Transcription dataset entries:
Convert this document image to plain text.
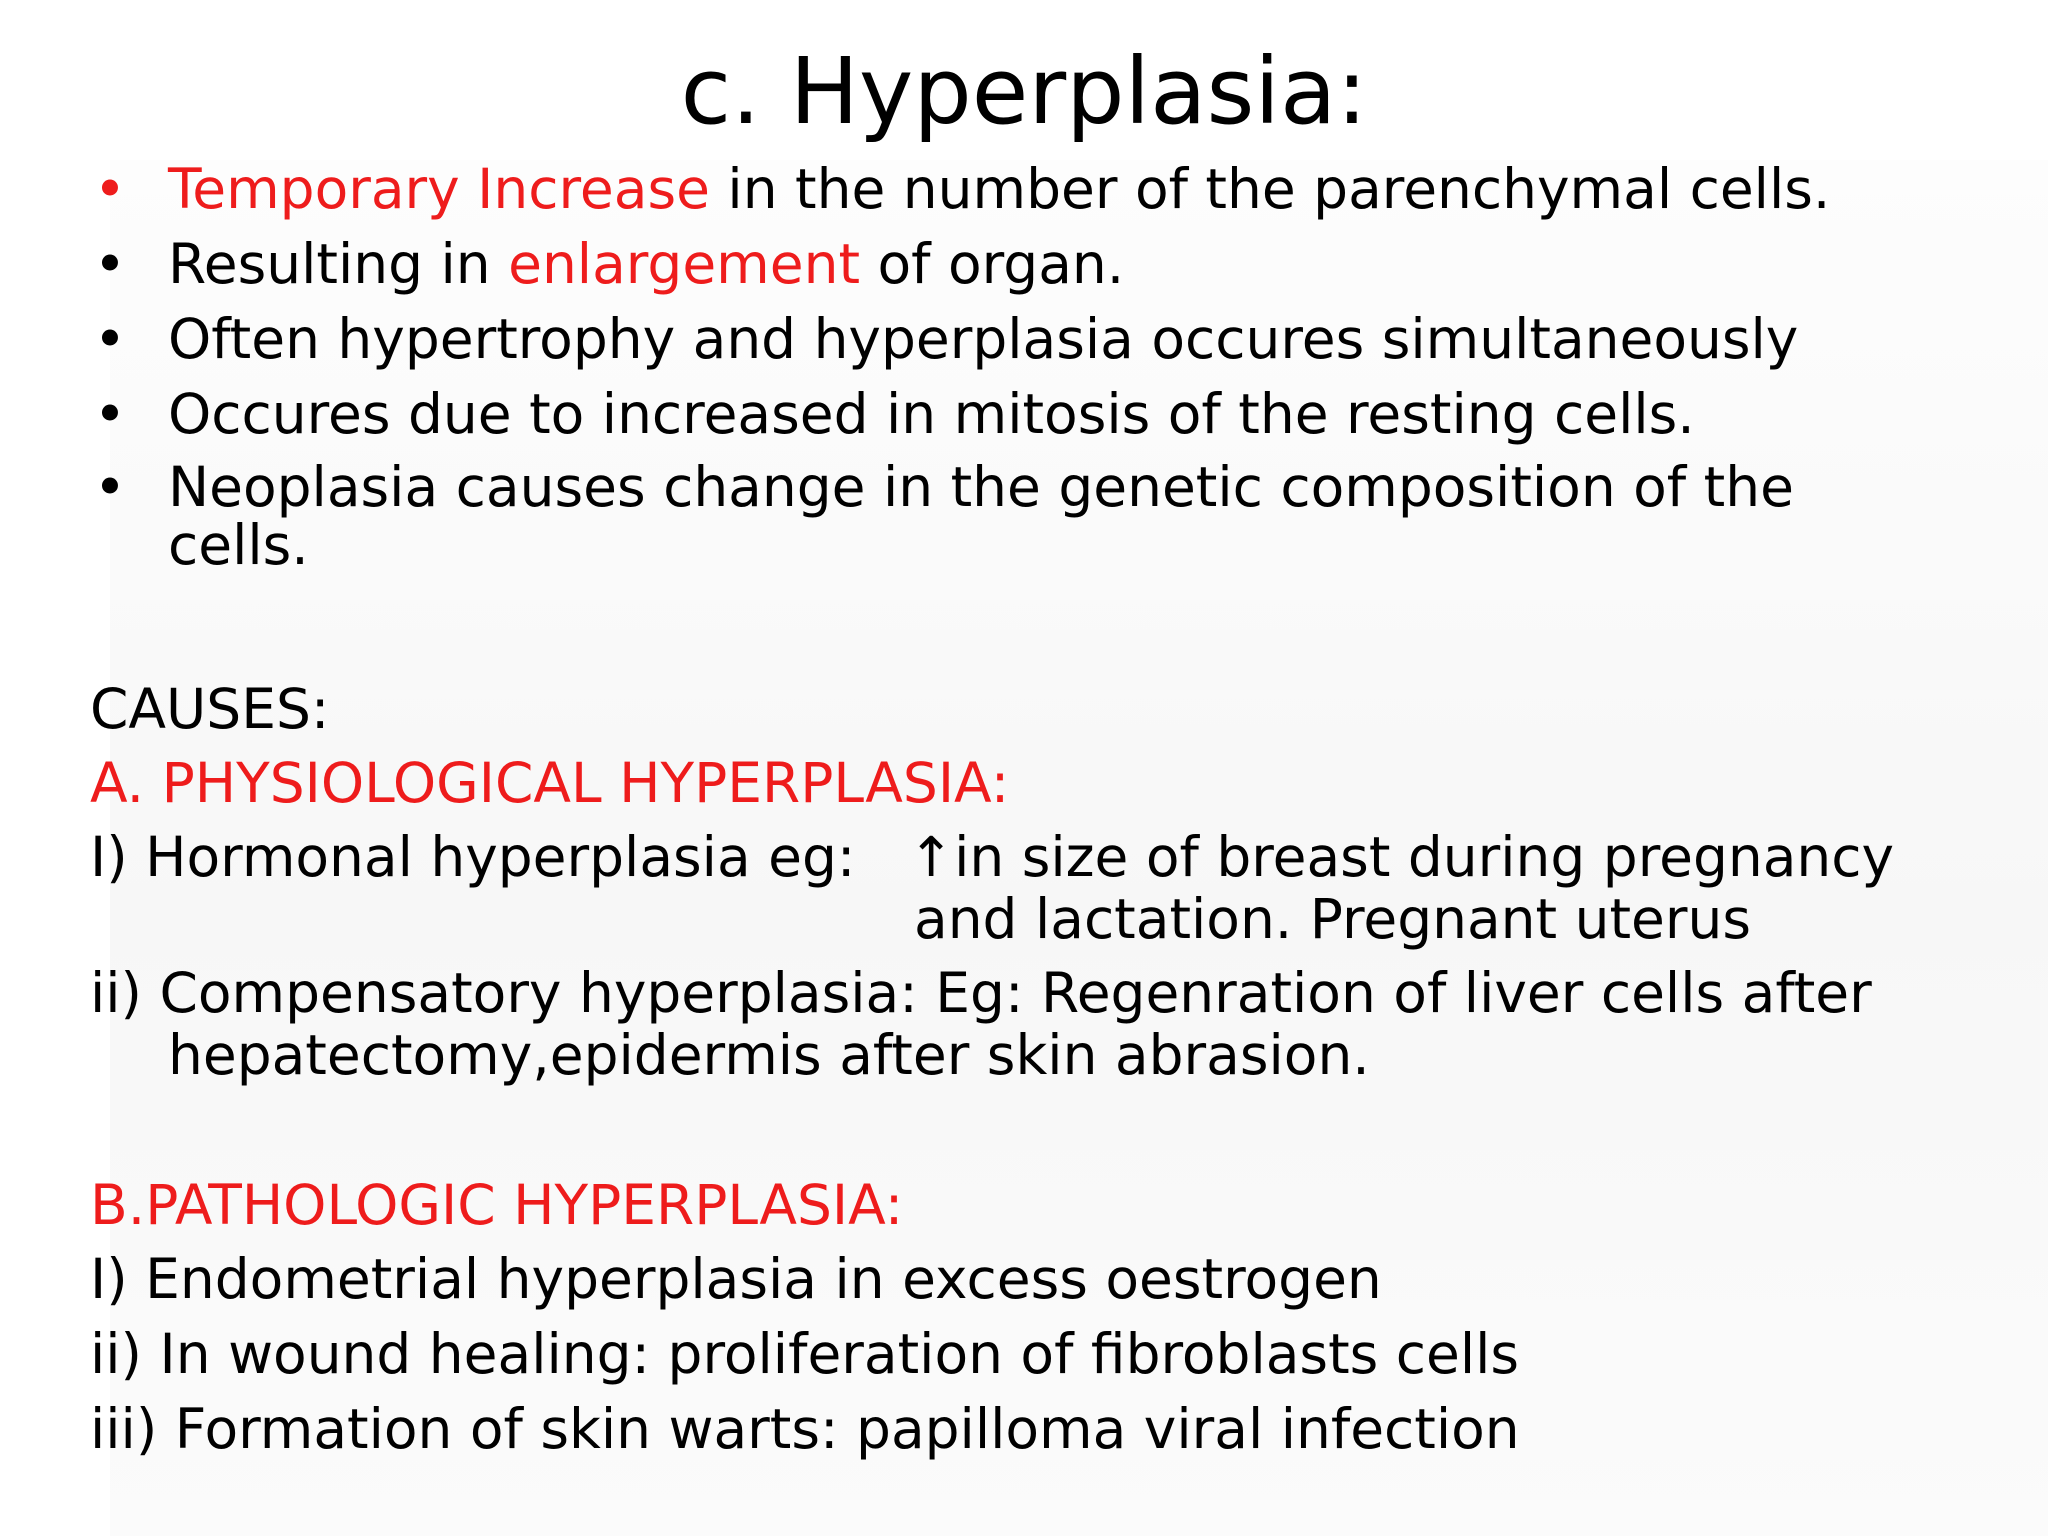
c. Hyperplasia:
• Temporary Increase in the number of the parenchymal cells.
• Resulting in enlargement of organ.
• Often hypertrophy and hyperplasia occures simultaneously
• Occures due to increased in mitosis of the resting cells.
• Neoplasia causes change in the genetic composition of the
cells.
CAUSES:
A. PHYSIOLOGICAL HYPERPLASIA:
I) Hormonal hyperplasia eg: ↑in size of breast during pregnancy
and lactation. Pregnant uterus
ii) Compensatory hyperplasia: Eg: Regenration of liver cells after
hepatectomy,epidermis after skin abrasion.
B.PATHOLOGIC HYPERPLASIA:
I) Endometrial hyperplasia in excess oestrogen
ii) In wound healing: proliferation of fibroblasts cells
iii) Formation of skin warts: papilloma viral infection
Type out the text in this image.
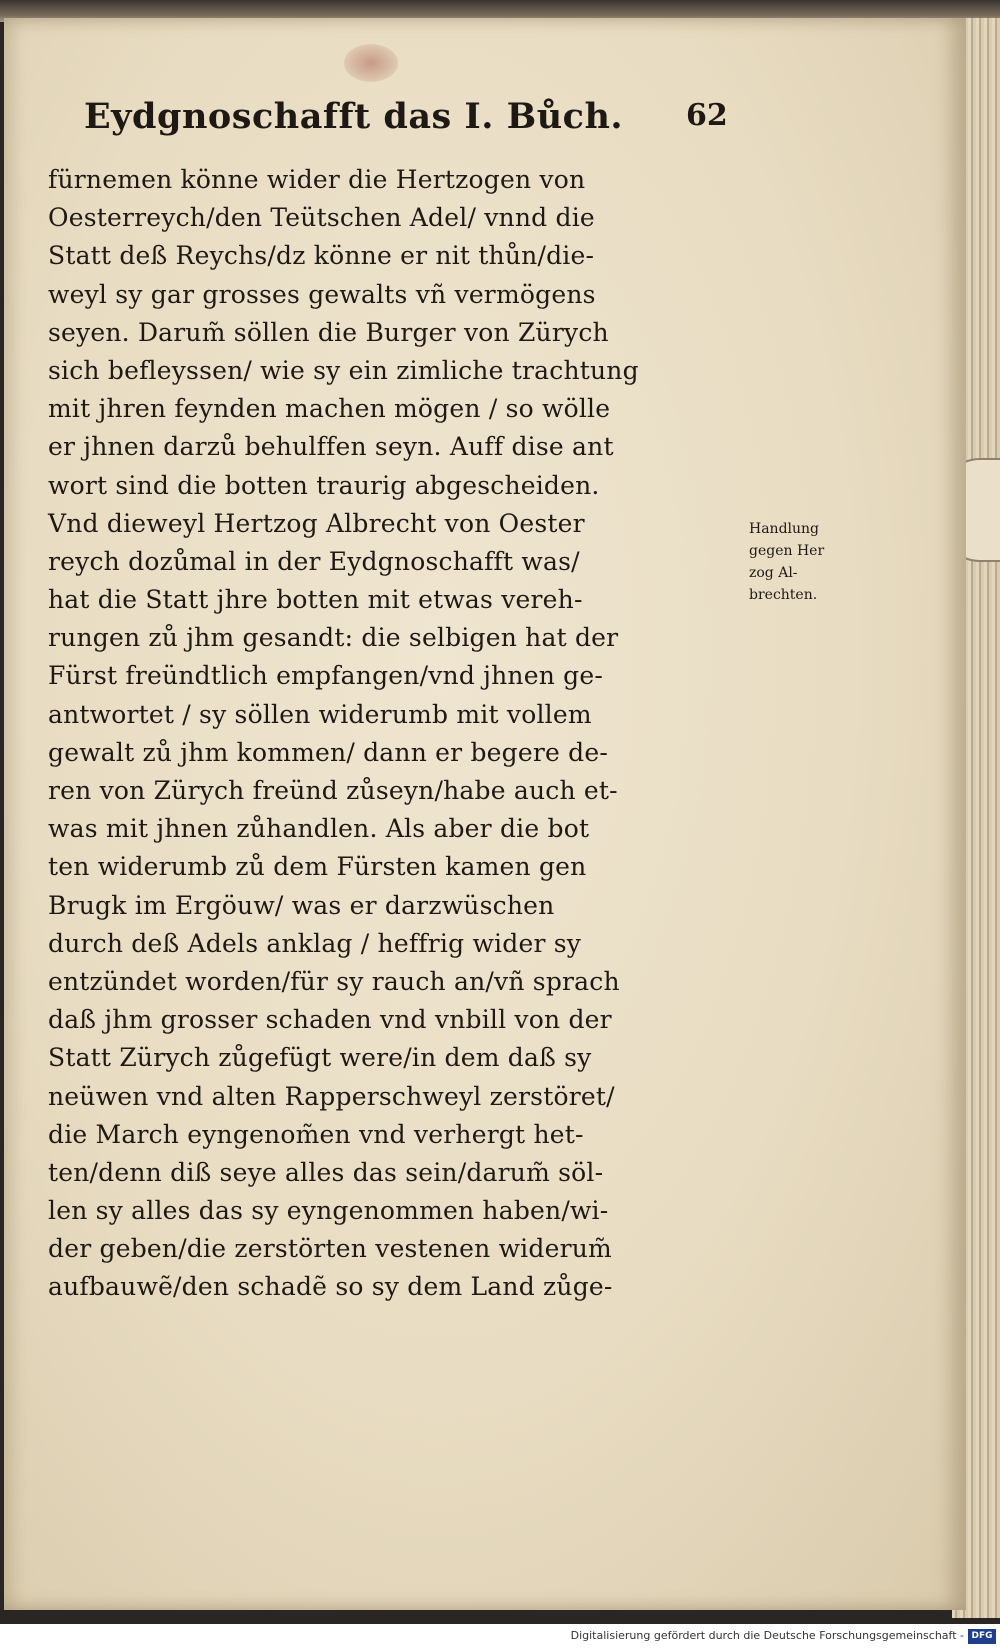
Eydgnoschafft das I. Bůch. 62
fürnemen könne wider die Hertzogen von
Oesterreych/den Teütschen Adel/ vnnd die
Statt deß Reychs/dz könne er nit thůn/die-
weyl sy gar grosses gewalts vñ vermögens
seyen. Darum̃ söllen die Burger von Zürych
sich befleyssen/ wie sy ein zimliche trachtung
mit jhren feynden machen mögen / so wölle
er jhnen darzů behulffen seyn. Auff dise ant
wort sind die botten traurig abgescheiden.
Vnd dieweyl Hertzog Albrecht von Oester
reych dozůmal in der Eydgnoschafft was/
hat die Statt jhre botten mit etwas vereh-
rungen zů jhm gesandt: die selbigen hat der
Fürst freündtlich empfangen/vnd jhnen ge-
antwortet / sy söllen widerumb mit vollem
gewalt zů jhm kommen/ dann er begere de-
ren von Zürych freünd zůseyn/habe auch et-
was mit jhnen zůhandlen. Als aber die bot
ten widerumb zů dem Fürsten kamen gen
Brugk im Ergöuw/ was er darzwüschen
durch deß Adels anklag / heffrig wider sy
entzündet worden/für sy rauch an/vñ sprach
daß jhm grosser schaden vnd vnbill von der
Statt Zürych zůgefügt were/in dem daß sy
neüwen vnd alten Rapperschweyl zerstöret/
die March eyngenom̃en vnd verhergt het-
ten/denn diß seye alles das sein/darum̃ söl-
len sy alles das sy eyngenommen haben/wi-
der geben/die zerstörten vestenen widerum̃
aufbauwẽ/den schadẽ so sy dem Land zůge-
Handlung
gegen Her
zog Al-
brechten.
Digitalisierung gefördert durch die Deutsche Forschungsgemeinschaft - DFG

**The problem**. Print all of the records shown above exactly, leaving out each picture.

**Task output**.
Convert this document image to plain text.
c. Hyperplasia:
• Temporary Increase in the number of the parenchymal cells.
• Resulting in enlargement of organ.
• Often hypertrophy and hyperplasia occures simultaneously
• Occures due to increased in mitosis of the resting cells.
• Neoplasia causes change in the genetic composition of the
cells.
CAUSES:
A. PHYSIOLOGICAL HYPERPLASIA:
I) Hormonal hyperplasia eg: ↑in size of breast during pregnancy
and lactation. Pregnant uterus
ii) Compensatory hyperplasia: Eg: Regenration of liver cells after
hepatectomy,epidermis after skin abrasion.
B.PATHOLOGIC HYPERPLASIA:
I) Endometrial hyperplasia in excess oestrogen
ii) In wound healing: proliferation of fibroblasts cells
iii) Formation of skin warts: papilloma viral infection
Type out the text in this image.
Eydgnoschafft das I. Bůch. 62
fürnemen könne wider die Hertzogen von
Oesterreych/den Teütschen Adel/ vnnd die
Statt deß Reychs/dz könne er nit thůn/die-
weyl sy gar grosses gewalts vñ vermögens
seyen. Darum̃ söllen die Burger von Zürych
sich befleyssen/ wie sy ein zimliche trachtung
mit jhren feynden machen mögen / so wölle
er jhnen darzů behulffen seyn. Auff dise ant
wort sind die botten traurig abgescheiden.
Vnd dieweyl Hertzog Albrecht von Oester
reych dozůmal in der Eydgnoschafft was/
hat die Statt jhre botten mit etwas vereh-
rungen zů jhm gesandt: die selbigen hat der
Fürst freündtlich empfangen/vnd jhnen ge-
antwortet / sy söllen widerumb mit vollem
gewalt zů jhm kommen/ dann er begere de-
ren von Zürych freünd zůseyn/habe auch et-
was mit jhnen zůhandlen. Als aber die bot
ten widerumb zů dem Fürsten kamen gen
Brugk im Ergöuw/ was er darzwüschen
durch deß Adels anklag / heffrig wider sy
entzündet worden/für sy rauch an/vñ sprach
daß jhm grosser schaden vnd vnbill von der
Statt Zürych zůgefügt were/in dem daß sy
neüwen vnd alten Rapperschweyl zerstöret/
die March eyngenom̃en vnd verhergt het-
ten/denn diß seye alles das sein/darum̃ söl-
len sy alles das sy eyngenommen haben/wi-
der geben/die zerstörten vestenen widerum̃
aufbauwẽ/den schadẽ so sy dem Land zůge-
Handlung
gegen Her
zog Al-
brechten.
Digitalisierung gefördert durch die Deutsche Forschungsgemeinschaft - DFG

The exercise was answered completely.